There is a federal tax credit of $1/gallon of biodiesel. The tax credit lapsed at the end of 2009, but in December 2010 it was reinstated retroactively and extended through 2011. According to CBO, the foregone revenue from the tax credit was $840 million in 2009.

3.6.2 Abatement

The tax credit and RFS2 provide overlapping incentives for biodiesel. It is difficult to determine whether the RFS2 or the tax credit has been binding. On the one hand, positive RIN prices for biodiesel have been observed at the start of RFS2—even after the extension of the tax credit—which suggests that the policy is binding (i.e., biodiesel production would have been lower had RFS2 not been in place).

On the other hand, the positive prices observed early in RFS2 could be due to uncertainty about aggregate supply of biodiesel, rather than the need for additional incentive created by RFS2 to produce biodiesel beyond the tax credit. In fact, there were some reports that the positive prices in early 2011 were partly because diesel refineries shut down in 2010 in the absence of the tax credit, and had not yet returned on line. The fact that the biodiesel refineries shut down in 2010 indicates that the tax credit is the binding policy. It is not clear proof that the tax credit is binding, however, because the refineries may have been constructed in anticipation of the RFS2 requirements. Therefore, it is unclear which policy is binding.

Given the need to meet the 36 billion gallon per year requirement under RFS2, the biodiesel requirement will probably increase significantly over time. This makes it likely that RFS2 will become binding in the future, but that is highly uncertain.

++++++++

* [Your task]
Answer these questions using the biodiesel tax credit text above:
1. How much revenue did CBO say the tax credit cost in 2009?
2. Through what year was the credit extended when it was reinstated in December 2010?
3. What yearly requirement under RFS2 does the text say must be met?

* [Records provided]
++++++++

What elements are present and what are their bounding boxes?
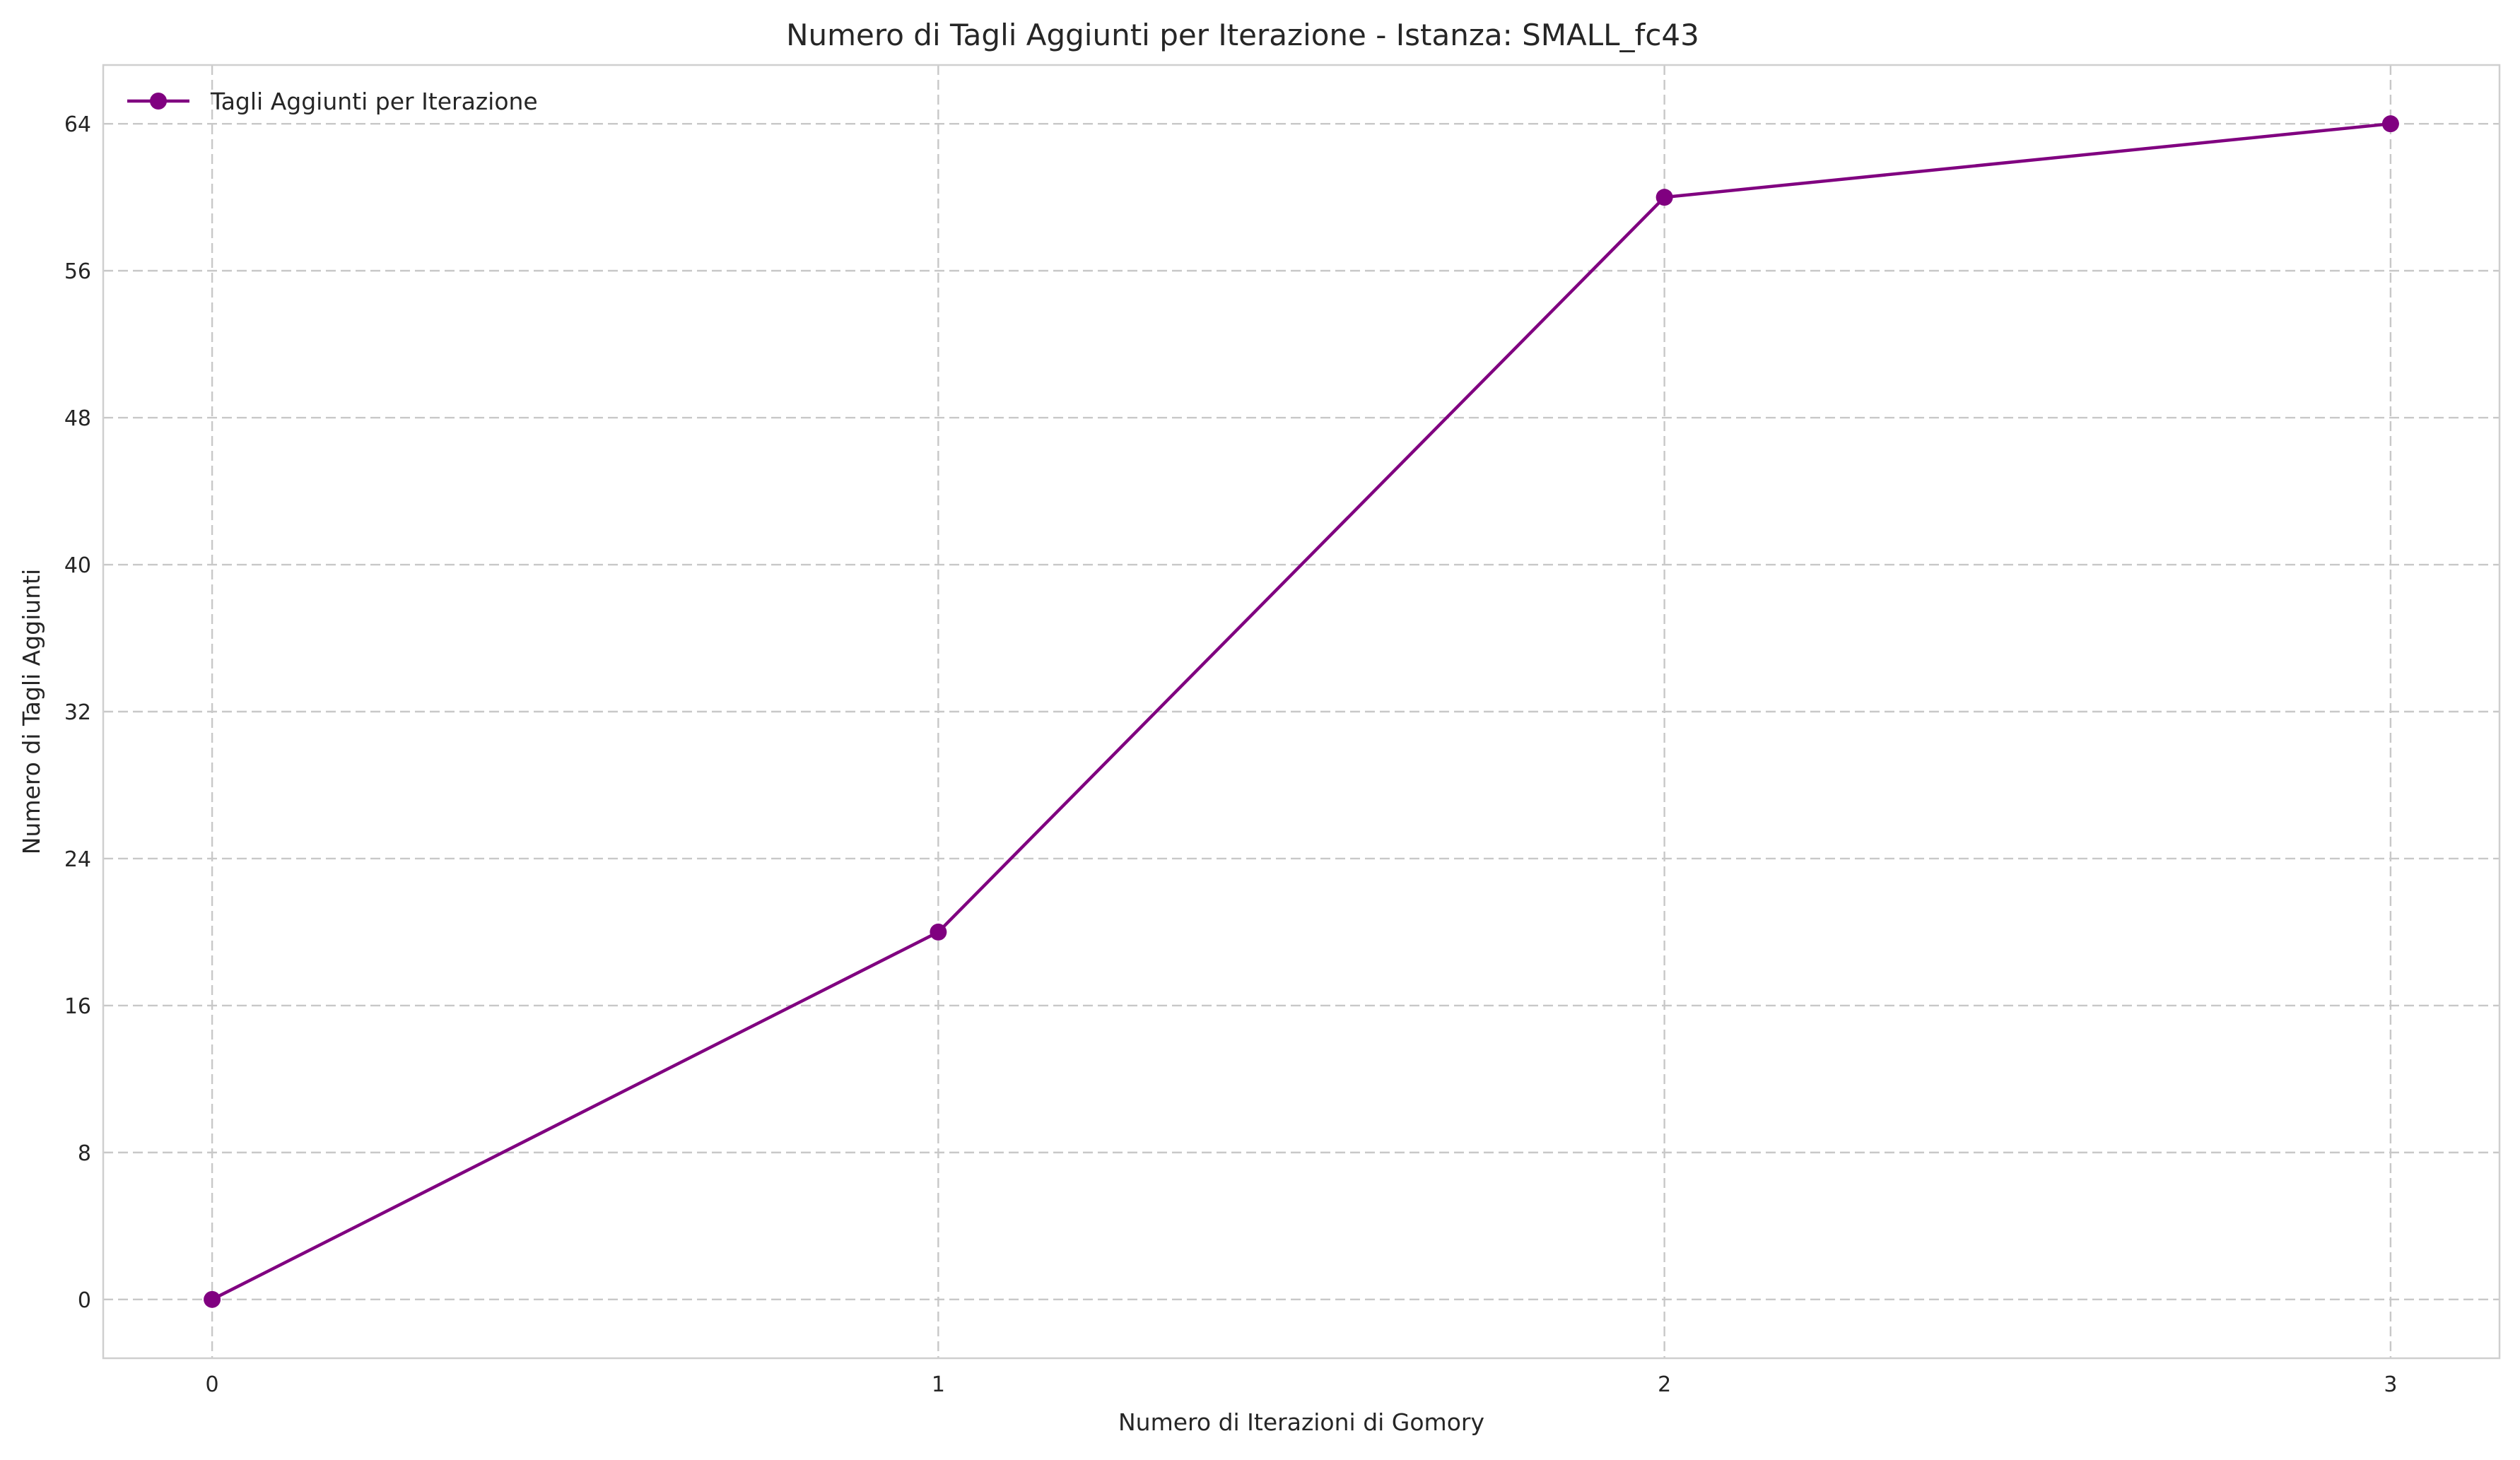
data-point-0-2 xyxy=(1655,189,1673,206)
y-tick-label-0: 0 xyxy=(78,1288,91,1313)
data-point-0-1 xyxy=(930,923,947,941)
legend: Tagli Aggiunti per Iterazione xyxy=(127,88,538,115)
series-layer xyxy=(204,115,2399,1308)
x-tick-label-2: 2 xyxy=(1658,1372,1671,1397)
data-point-0-3 xyxy=(2381,115,2399,133)
y-tick-label-8: 64 xyxy=(64,112,91,137)
y-tick-label-2: 16 xyxy=(64,994,91,1019)
tick-layer: 0 8 16 24 32 40 48 56 64 0 1 2 3 xyxy=(64,112,2398,1397)
data-point-0-0 xyxy=(204,1290,221,1308)
chart-title: Numero di Tagli Aggiunti per Iterazione … xyxy=(786,18,1699,52)
grid-layer xyxy=(103,65,2500,1358)
plot-frame xyxy=(102,64,2501,1360)
legend-marker-swatch xyxy=(150,93,167,110)
legend-entry-label: Tagli Aggiunti per Iterazione xyxy=(210,88,538,115)
y-tick-label-7: 56 xyxy=(64,259,91,284)
y-tick-label-5: 40 xyxy=(64,553,91,578)
x-tick-label-3: 3 xyxy=(2384,1372,2397,1397)
x-tick-label-1: 1 xyxy=(932,1372,945,1397)
x-tick-label-0: 0 xyxy=(206,1372,219,1397)
y-tick-label-4: 32 xyxy=(64,700,91,725)
y-tick-label-1: 8 xyxy=(78,1141,91,1166)
y-tick-label-3: 24 xyxy=(64,847,91,872)
y-axis-label: Numero di Tagli Aggiunti xyxy=(18,569,45,854)
series-line-0 xyxy=(211,122,2391,1301)
x-axis-label: Numero di Iterazioni di Gomory xyxy=(1118,1408,1484,1436)
y-tick-label-6: 48 xyxy=(64,406,91,431)
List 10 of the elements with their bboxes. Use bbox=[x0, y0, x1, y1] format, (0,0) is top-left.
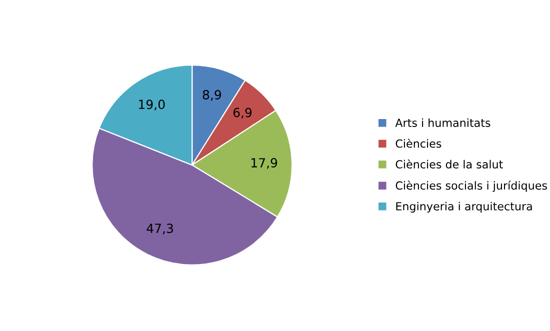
legend-label: Arts i humanitats bbox=[395, 118, 490, 127]
data-label: 6,9 bbox=[233, 108, 252, 119]
legend-label: Enginyeria i arquitectura bbox=[396, 202, 532, 213]
data-label: 8,9 bbox=[202, 90, 222, 101]
legend-label: Ciències bbox=[396, 138, 442, 148]
legend-label: Ciències socials i jurídiques bbox=[396, 180, 547, 192]
data-label: 19,0 bbox=[139, 100, 165, 110]
data-label: 47,3 bbox=[146, 224, 173, 234]
legend-label: Ciències de la salut bbox=[396, 159, 503, 168]
data-label: 17,9 bbox=[252, 158, 278, 169]
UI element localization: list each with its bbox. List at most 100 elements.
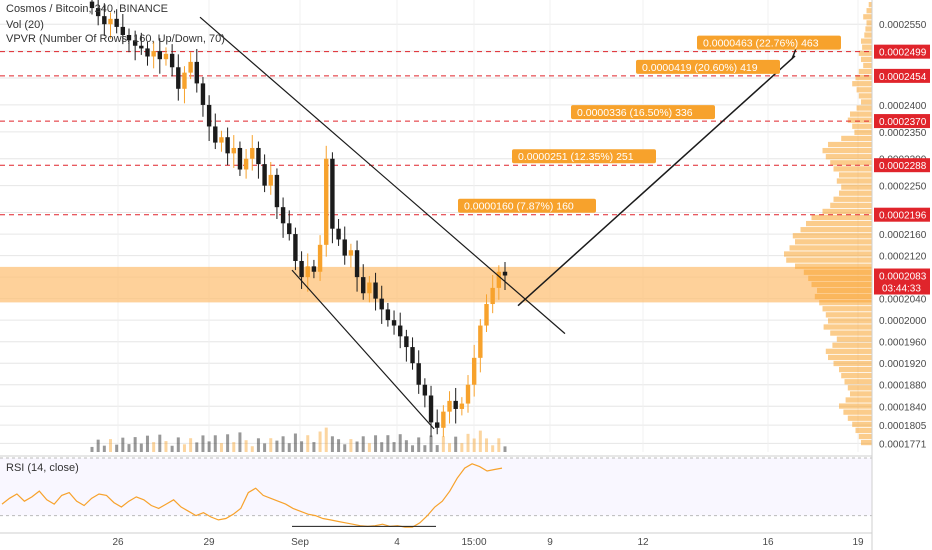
profile-bar [814,293,872,300]
level-tag-box [874,68,930,83]
candle-body [268,174,273,186]
time-tick: 19 [852,537,864,548]
candle-body [231,147,236,154]
symbol-legend: Cosmos / Bitcoin, 240, BINANCE [6,3,169,15]
profile-bar [863,62,872,69]
candle-body [447,400,452,412]
profile-bar [830,202,872,208]
candle-body [453,400,458,409]
volume-bar [380,442,384,452]
volume-bar [417,437,421,452]
volume-bar [108,439,112,452]
candle-body [299,260,304,278]
profile-bar [819,300,872,306]
candle-body [188,61,193,73]
target-label-box [636,59,780,74]
volume-bar [448,443,452,452]
volume-bar [398,434,402,452]
profile-bar [825,348,872,354]
candle-body [225,137,230,154]
volume-bar [182,444,186,452]
level-tag: 0.0002454 [879,72,927,83]
candle-body [102,16,107,25]
candle-body [274,174,280,208]
candle-body [287,223,292,235]
candle-body [114,18,119,27]
candle-body [151,51,156,57]
countdown: 03:44:33 [882,284,921,295]
target-label: 0.0000419 (20.60%) 419 [642,62,758,74]
volume-bar [90,446,94,452]
profile-bar [852,123,872,129]
candle-body [471,357,477,385]
candle-body [256,147,261,165]
profile-bar [855,74,872,81]
profile-bar [862,44,872,50]
candle-body [490,287,495,305]
profile-bar [808,275,872,281]
volume-bar [478,430,482,452]
candle-body [367,282,372,294]
candle-body [391,320,397,326]
level-tag-box [874,158,930,173]
profile-bar [795,263,872,269]
volume-bar [281,436,285,452]
profile-bar [825,312,872,318]
profile-bar [833,360,872,367]
candle-body [404,336,409,348]
rsi-band [0,458,872,516]
volume-bar [466,433,470,452]
volume-bar [219,443,223,452]
candle-body [484,304,489,326]
profile-bar [861,56,872,63]
candle-body [213,126,218,143]
target-label: 0.0000251 (12.35%) 251 [518,151,634,163]
volume-bar [213,435,217,452]
profile-bar [854,129,872,136]
profile-bar [841,373,872,379]
candle-body [502,271,508,276]
profile-bar [841,184,872,190]
candle-body [361,277,366,294]
drawings [199,16,799,430]
profile-bar [847,385,872,391]
volume-bar [269,438,273,452]
volume-bar [207,441,211,452]
volume-bar [324,427,328,452]
candle-body [478,325,483,358]
level-tag-box [874,114,930,129]
profile-bar [856,87,872,93]
candle-body [354,250,360,278]
profile-bar [828,141,872,148]
volume-bar [195,442,199,452]
profile-bar [866,8,872,14]
candle-body [348,250,354,256]
candle-body [305,266,310,278]
volume-bar [330,436,334,452]
profile-bar [863,14,872,20]
profile-bar [828,354,872,361]
volume-bars [90,427,507,452]
profile-bar [839,190,872,196]
time-axis: 26 29 Sep 4 15:00 9 12 16 19 [0,532,872,548]
volume-bar [386,435,390,452]
volume-bar [263,443,267,452]
price-tick: 0.0002550 [879,20,927,31]
profile-bar [800,227,872,233]
profile-bar [830,160,872,166]
profile-bar [832,342,872,348]
profile-bar [836,336,872,342]
profile-bar [825,154,872,160]
volume-bar [423,445,427,452]
price-tick: 0.0002040 [879,295,927,306]
rsi-line [1,463,503,528]
profile-bar [861,38,872,44]
support-zone [0,266,872,303]
candle-body [373,282,378,299]
volume-bar [497,438,501,452]
price-tick: 0.0002400 [879,101,927,112]
candle-body [132,40,138,46]
profile-bar [852,81,872,87]
time-tick: 16 [762,537,774,548]
price-tick: 0.0001920 [879,359,927,370]
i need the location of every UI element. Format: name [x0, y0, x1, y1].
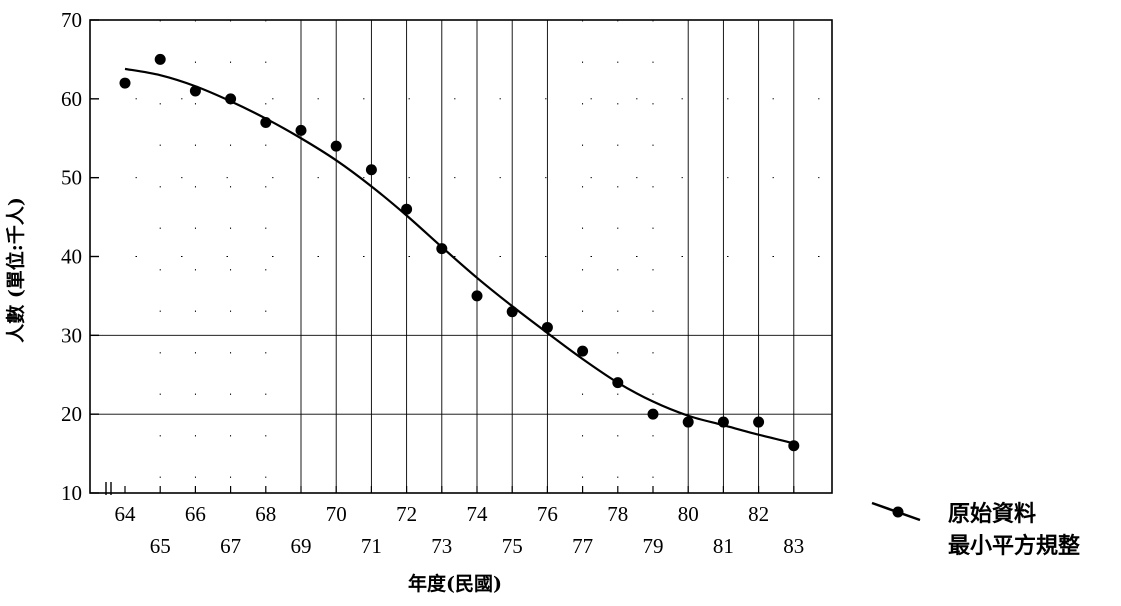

++++++++

* [Solution to this problem]
1. $840 million
2. 2011
3. 36 billion gallons per year